Excerpt provided:
● ● ● ●
Trevor Churchill

Personal information
- Date of birth: 20 November 1923
- Place of birth: Barnsley, England
- Date of death: April 2020 (aged 96)
- Place of death: Solihull, England
- Position: Goalkeeper

Senior career*
- Years: Team / Apps / (Gls)
- 1939: Wath Wanderers
- 1940: Loughborough College
- 1945-1946: Sheffield United / 0 / (0)
- 1946: Corinthian-Casuals
- 1946-1947: Reading / 10 / (0)
- 1947-1948: Leicester City / 0 / (0)
- 1949-1953: Rochdale / 110 / (0)
- 1953: Swindon Town / 11 / (0)
- 1954: Tonbridge
- Total:  / 131 / (0)

= Trevor Churchill =

English footballer (1923–2020)
● ● ● ●
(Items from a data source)
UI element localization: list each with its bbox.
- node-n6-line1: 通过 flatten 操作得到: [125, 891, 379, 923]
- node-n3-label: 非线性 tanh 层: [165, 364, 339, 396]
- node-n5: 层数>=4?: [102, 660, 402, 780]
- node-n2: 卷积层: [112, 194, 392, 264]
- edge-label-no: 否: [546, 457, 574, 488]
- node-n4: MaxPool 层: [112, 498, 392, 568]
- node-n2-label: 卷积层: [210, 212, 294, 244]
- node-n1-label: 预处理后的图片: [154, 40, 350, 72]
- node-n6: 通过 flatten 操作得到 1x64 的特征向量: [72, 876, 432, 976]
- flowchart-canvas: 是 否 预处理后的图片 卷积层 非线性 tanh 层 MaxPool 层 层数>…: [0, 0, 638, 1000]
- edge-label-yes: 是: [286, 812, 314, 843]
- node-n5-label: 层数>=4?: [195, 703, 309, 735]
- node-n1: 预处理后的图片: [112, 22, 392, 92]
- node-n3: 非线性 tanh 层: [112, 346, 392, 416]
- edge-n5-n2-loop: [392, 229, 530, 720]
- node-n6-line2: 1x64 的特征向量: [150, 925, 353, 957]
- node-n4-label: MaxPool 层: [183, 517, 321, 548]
● ● ● ●
Problem A: Condense the section of the Trevor Churchill profile that begins "Personal information" into one sentence that keeps all of its facts.
Problem B: Write the next part of the Trevor Churchill profile, picking up after its final line.
This material was taken from a separate source.

Written answer A: Trevor Churchill, a goalkeeper, was born in Barnsley, England, on 20 November 1923 and died in Solihull, England, in April 2020 at the age of 96.

Written answer B:
Trevor Churchill (20 November 1923 – April 2020) was an English footballer who played as a goalkeeper for Reading, Rochdale, and Swindon Town. He was also on the reserve teams of Sheffield United and Leicester City. Churchill died in Solihull in April 2020, at the age of 96.

==Early life==
He attended Barnsley Grammar School. He was the son of a policeman. He played in goal for his school team. He attended Loughborough teaching college.

==Career==
In the 1950s he taught in Hemel Hempstead. In 1957 he trained the England schools team.